• **WHAT IS NEEDED**: Copy out all of the data exactly as it appears.

• **STORED ROWS**:
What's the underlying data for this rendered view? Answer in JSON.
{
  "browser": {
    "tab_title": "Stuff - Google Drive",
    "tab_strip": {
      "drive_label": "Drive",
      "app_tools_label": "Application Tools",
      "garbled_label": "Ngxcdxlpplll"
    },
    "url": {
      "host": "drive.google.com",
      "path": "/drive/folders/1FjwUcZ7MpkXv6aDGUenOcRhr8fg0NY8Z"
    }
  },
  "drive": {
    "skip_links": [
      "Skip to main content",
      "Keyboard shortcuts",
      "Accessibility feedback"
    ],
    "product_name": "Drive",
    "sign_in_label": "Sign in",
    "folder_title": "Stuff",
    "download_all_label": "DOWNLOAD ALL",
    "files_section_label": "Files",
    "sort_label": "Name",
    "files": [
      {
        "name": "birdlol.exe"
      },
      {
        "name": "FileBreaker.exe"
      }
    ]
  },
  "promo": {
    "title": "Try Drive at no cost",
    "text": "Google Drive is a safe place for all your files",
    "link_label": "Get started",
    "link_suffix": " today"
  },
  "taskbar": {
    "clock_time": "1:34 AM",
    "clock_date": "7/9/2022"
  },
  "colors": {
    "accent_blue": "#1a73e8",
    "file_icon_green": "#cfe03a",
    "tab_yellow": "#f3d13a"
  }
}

• **RIGHT ANSWER**:
What's the underlying data for this rendered view? Answer in JSON.
{
  "browser": {
    "tab_title": "Stuff - Google Drive",
    "tab_strip": {
      "drive_label": "Drive",
      "app_tools_label": "Application Tools",
      "garbled_label": "Ngxcdxlpplll"
    },
    "url": {
      "host": "drive.google.com",
      "path": "/drive/folders/1FjwUcZ7MpkXv6aDGUenOcRhr8fg0NY8Z"
    }
  },
  "drive": {
    "skip_links": [
      "Skip to main content",
      "Keyboard shortcuts",
      "Accessibility feedback"
    ],
    "product_name": "Drive",
    "sign_in_label": "Sign in",
    "folder_title": "Stuff",
    "download_all_label": "DOWNLOAD ALL",
    "files_section_label": "Files",
    "sort_label": "Name",
    "files": [
      {
        "name": "birdlol.exe"
      },
      {
        "name": "FileBreaker.exe"
      }
    ]
  },
  "promo": {
    "title": "Try Drive at no cost",
    "text": "Google Drive is a safe place for all your files",
    "link_label": "Get started",
    "link_suffix": " today"
  },
  "taskbar": {
    "clock_time": "1:34 AM",
    "clock_date": "7/9/2022"
  },
  "colors": {
    "accent_blue": "#1a73e8",
    "file_icon_green": "#cfe03a",
    "tab_yellow": "#f3d13a"
  }
}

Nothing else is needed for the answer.